GIVEN TASK. Write the data out again in full, with no departure from the original.

MATERIALS PROVIDED.
* * * *

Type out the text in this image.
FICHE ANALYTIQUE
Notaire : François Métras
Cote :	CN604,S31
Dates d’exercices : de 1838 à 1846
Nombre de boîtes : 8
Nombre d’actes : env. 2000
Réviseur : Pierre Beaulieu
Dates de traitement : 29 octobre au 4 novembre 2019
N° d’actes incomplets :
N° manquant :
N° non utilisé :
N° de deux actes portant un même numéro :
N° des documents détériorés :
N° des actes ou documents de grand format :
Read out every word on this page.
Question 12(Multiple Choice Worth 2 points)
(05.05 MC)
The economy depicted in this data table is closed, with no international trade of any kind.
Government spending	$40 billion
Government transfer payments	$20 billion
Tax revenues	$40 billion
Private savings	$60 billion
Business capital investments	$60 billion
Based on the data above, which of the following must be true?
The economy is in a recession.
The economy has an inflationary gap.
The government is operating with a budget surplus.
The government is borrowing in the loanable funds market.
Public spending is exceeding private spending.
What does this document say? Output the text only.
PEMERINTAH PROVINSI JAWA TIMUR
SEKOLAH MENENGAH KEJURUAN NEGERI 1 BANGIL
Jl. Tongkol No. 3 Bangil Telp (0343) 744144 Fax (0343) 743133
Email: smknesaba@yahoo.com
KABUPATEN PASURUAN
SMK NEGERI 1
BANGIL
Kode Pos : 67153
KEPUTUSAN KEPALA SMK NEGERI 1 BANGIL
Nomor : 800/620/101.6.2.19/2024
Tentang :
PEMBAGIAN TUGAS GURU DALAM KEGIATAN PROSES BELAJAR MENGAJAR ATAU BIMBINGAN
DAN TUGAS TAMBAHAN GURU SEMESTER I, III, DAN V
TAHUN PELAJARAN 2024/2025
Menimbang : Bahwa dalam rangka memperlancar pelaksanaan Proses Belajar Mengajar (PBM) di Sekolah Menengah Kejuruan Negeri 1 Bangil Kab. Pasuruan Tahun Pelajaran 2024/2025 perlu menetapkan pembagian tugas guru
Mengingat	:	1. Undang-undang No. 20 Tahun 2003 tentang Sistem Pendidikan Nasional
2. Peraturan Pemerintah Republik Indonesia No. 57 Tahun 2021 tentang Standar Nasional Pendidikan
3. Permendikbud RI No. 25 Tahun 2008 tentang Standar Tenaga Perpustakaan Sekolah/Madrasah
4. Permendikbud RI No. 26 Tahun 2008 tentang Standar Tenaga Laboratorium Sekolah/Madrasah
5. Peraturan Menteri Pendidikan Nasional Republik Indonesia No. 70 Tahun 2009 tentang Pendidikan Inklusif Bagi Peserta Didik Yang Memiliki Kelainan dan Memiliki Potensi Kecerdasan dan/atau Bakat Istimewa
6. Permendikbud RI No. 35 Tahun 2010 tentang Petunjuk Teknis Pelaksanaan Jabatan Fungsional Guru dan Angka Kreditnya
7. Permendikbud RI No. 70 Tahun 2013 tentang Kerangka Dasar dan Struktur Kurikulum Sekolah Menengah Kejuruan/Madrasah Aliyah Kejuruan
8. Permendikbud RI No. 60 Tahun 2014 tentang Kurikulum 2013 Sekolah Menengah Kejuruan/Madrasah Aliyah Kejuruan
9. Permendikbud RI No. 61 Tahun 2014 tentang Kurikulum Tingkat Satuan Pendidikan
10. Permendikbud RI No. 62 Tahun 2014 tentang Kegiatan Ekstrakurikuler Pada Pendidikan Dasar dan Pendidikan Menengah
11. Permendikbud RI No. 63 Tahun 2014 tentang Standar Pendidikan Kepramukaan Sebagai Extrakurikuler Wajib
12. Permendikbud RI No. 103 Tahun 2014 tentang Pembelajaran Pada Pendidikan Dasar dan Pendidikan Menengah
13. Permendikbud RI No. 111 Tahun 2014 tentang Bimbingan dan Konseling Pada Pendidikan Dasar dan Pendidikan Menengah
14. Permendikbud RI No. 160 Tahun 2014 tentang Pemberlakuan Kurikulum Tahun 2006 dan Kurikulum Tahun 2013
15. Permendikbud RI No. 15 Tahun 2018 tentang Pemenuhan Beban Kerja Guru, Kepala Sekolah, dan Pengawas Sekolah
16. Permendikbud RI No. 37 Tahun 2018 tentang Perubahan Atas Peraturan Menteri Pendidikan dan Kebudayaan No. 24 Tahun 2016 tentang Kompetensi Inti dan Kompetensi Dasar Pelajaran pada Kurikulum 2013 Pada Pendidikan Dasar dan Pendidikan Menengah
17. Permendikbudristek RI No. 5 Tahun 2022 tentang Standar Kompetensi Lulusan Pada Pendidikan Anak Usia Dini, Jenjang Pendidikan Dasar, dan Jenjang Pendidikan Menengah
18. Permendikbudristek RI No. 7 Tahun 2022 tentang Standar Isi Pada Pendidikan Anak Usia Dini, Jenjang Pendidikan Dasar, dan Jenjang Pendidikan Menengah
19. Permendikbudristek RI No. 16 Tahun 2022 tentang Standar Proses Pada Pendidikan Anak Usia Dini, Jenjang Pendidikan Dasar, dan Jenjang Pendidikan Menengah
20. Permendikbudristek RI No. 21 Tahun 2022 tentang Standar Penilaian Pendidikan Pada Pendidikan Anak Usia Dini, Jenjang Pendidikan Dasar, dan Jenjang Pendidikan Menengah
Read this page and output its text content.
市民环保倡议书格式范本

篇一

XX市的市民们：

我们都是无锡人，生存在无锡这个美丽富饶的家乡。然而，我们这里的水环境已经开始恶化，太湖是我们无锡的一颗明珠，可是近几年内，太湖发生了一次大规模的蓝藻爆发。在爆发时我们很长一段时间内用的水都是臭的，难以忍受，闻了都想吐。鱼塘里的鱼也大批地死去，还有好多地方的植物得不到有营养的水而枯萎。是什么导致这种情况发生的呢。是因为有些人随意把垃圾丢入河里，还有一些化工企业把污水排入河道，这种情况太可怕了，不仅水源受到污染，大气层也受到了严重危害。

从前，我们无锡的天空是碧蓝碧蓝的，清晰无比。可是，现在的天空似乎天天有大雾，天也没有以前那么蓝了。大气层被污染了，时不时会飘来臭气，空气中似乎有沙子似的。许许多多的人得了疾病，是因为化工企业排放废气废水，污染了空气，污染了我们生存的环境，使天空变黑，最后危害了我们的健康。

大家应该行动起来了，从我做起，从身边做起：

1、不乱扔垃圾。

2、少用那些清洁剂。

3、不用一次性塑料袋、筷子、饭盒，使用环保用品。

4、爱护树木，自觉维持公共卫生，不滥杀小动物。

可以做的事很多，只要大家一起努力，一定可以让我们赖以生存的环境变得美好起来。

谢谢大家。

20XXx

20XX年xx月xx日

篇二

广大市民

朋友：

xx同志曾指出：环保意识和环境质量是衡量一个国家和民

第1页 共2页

* * * *

RESPONSE.
Type out the text in this image.
FICHE ANALYTIQUE
Notaire : François Métras
Cote :	CN604,S31
Dates d’exercices : de 1838 à 1846
Nombre de boîtes : 8
Nombre d’actes : env. 2000
Réviseur : Pierre Beaulieu
Dates de traitement : 29 octobre au 4 novembre 2019
N° d’actes incomplets :
N° manquant :
N° non utilisé :
N° de deux actes portant un même numéro :
N° des documents détériorés :
N° des actes ou documents de grand format :
Read out every word on this page.
Question 12(Multiple Choice Worth 2 points)
(05.05 MC)
The economy depicted in this data table is closed, with no international trade of any kind.
Government spending	$40 billion
Government transfer payments	$20 billion
Tax revenues	$40 billion
Private savings	$60 billion
Business capital investments	$60 billion
Based on the data above, which of the following must be true?
The economy is in a recession.
The economy has an inflationary gap.
The government is operating with a budget surplus.
The government is borrowing in the loanable funds market.
Public spending is exceeding private spending.
What does this document say? Output the text only.
PEMERINTAH PROVINSI JAWA TIMUR
SEKOLAH MENENGAH KEJURUAN NEGERI 1 BANGIL
Jl. Tongkol No. 3 Bangil Telp (0343) 744144 Fax (0343) 743133
Email: smknesaba@yahoo.com
KABUPATEN PASURUAN
SMK NEGERI 1
BANGIL
Kode Pos : 67153
KEPUTUSAN KEPALA SMK NEGERI 1 BANGIL
Nomor : 800/620/101.6.2.19/2024
Tentang :
PEMBAGIAN TUGAS GURU DALAM KEGIATAN PROSES BELAJAR MENGAJAR ATAU BIMBINGAN
DAN TUGAS TAMBAHAN GURU SEMESTER I, III, DAN V
TAHUN PELAJARAN 2024/2025
Menimbang : Bahwa dalam rangka memperlancar pelaksanaan Proses Belajar Mengajar (PBM) di Sekolah Menengah Kejuruan Negeri 1 Bangil Kab. Pasuruan Tahun Pelajaran 2024/2025 perlu menetapkan pembagian tugas guru
Mengingat	:	1. Undang-undang No. 20 Tahun 2003 tentang Sistem Pendidikan Nasional
2. Peraturan Pemerintah Republik Indonesia No. 57 Tahun 2021 tentang Standar Nasional Pendidikan
3. Permendikbud RI No. 25 Tahun 2008 tentang Standar Tenaga Perpustakaan Sekolah/Madrasah
4. Permendikbud RI No. 26 Tahun 2008 tentang Standar Tenaga Laboratorium Sekolah/Madrasah
5. Peraturan Menteri Pendidikan Nasional Republik Indonesia No. 70 Tahun 2009 tentang Pendidikan Inklusif Bagi Peserta Didik Yang Memiliki Kelainan dan Memiliki Potensi Kecerdasan dan/atau Bakat Istimewa
6. Permendikbud RI No. 35 Tahun 2010 tentang Petunjuk Teknis Pelaksanaan Jabatan Fungsional Guru dan Angka Kreditnya
7. Permendikbud RI No. 70 Tahun 2013 tentang Kerangka Dasar dan Struktur Kurikulum Sekolah Menengah Kejuruan/Madrasah Aliyah Kejuruan
8. Permendikbud RI No. 60 Tahun 2014 tentang Kurikulum 2013 Sekolah Menengah Kejuruan/Madrasah Aliyah Kejuruan
9. Permendikbud RI No. 61 Tahun 2014 tentang Kurikulum Tingkat Satuan Pendidikan
10. Permendikbud RI No. 62 Tahun 2014 tentang Kegiatan Ekstrakurikuler Pada Pendidikan Dasar dan Pendidikan Menengah
11. Permendikbud RI No. 63 Tahun 2014 tentang Standar Pendidikan Kepramukaan Sebagai Extrakurikuler Wajib
12. Permendikbud RI No. 103 Tahun 2014 tentang Pembelajaran Pada Pendidikan Dasar dan Pendidikan Menengah
13. Permendikbud RI No. 111 Tahun 2014 tentang Bimbingan dan Konseling Pada Pendidikan Dasar dan Pendidikan Menengah
14. Permendikbud RI No. 160 Tahun 2014 tentang Pemberlakuan Kurikulum Tahun 2006 dan Kurikulum Tahun 2013
15. Permendikbud RI No. 15 Tahun 2018 tentang Pemenuhan Beban Kerja Guru, Kepala Sekolah, dan Pengawas Sekolah
16. Permendikbud RI No. 37 Tahun 2018 tentang Perubahan Atas Peraturan Menteri Pendidikan dan Kebudayaan No. 24 Tahun 2016 tentang Kompetensi Inti dan Kompetensi Dasar Pelajaran pada Kurikulum 2013 Pada Pendidikan Dasar dan Pendidikan Menengah
17. Permendikbudristek RI No. 5 Tahun 2022 tentang Standar Kompetensi Lulusan Pada Pendidikan Anak Usia Dini, Jenjang Pendidikan Dasar, dan Jenjang Pendidikan Menengah
18. Permendikbudristek RI No. 7 Tahun 2022 tentang Standar Isi Pada Pendidikan Anak Usia Dini, Jenjang Pendidikan Dasar, dan Jenjang Pendidikan Menengah
19. Permendikbudristek RI No. 16 Tahun 2022 tentang Standar Proses Pada Pendidikan Anak Usia Dini, Jenjang Pendidikan Dasar, dan Jenjang Pendidikan Menengah
20. Permendikbudristek RI No. 21 Tahun 2022 tentang Standar Penilaian Pendidikan Pada Pendidikan Anak Usia Dini, Jenjang Pendidikan Dasar, dan Jenjang Pendidikan Menengah
Read this page and output its text content.
市民环保倡议书格式范本

篇一

XX市的市民们：

我们都是无锡人，生存在无锡这个美丽富饶的家乡。然而，我们这里的水环境已经开始恶化，太湖是我们无锡的一颗明珠，可是近几年内，太湖发生了一次大规模的蓝藻爆发。在爆发时我们很长一段时间内用的水都是臭的，难以忍受，闻了都想吐。鱼塘里的鱼也大批地死去，还有好多地方的植物得不到有营养的水而枯萎。是什么导致这种情况发生的呢。是因为有些人随意把垃圾丢入河里，还有一些化工企业把污水排入河道，这种情况太可怕了，不仅水源受到污染，大气层也受到了严重危害。

从前，我们无锡的天空是碧蓝碧蓝的，清晰无比。可是，现在的天空似乎天天有大雾，天也没有以前那么蓝了。大气层被污染了，时不时会飘来臭气，空气中似乎有沙子似的。许许多多的人得了疾病，是因为化工企业排放废气废水，污染了空气，污染了我们生存的环境，使天空变黑，最后危害了我们的健康。

大家应该行动起来了，从我做起，从身边做起：

1、不乱扔垃圾。

2、少用那些清洁剂。

3、不用一次性塑料袋、筷子、饭盒，使用环保用品。

4、爱护树木，自觉维持公共卫生，不滥杀小动物。

可以做的事很多，只要大家一起努力，一定可以让我们赖以生存的环境变得美好起来。

谢谢大家。

20XXx

20XX年xx月xx日

篇二

广大市民

朋友：

xx同志曾指出：环保意识和环境质量是衡量一个国家和民

第1页 共2页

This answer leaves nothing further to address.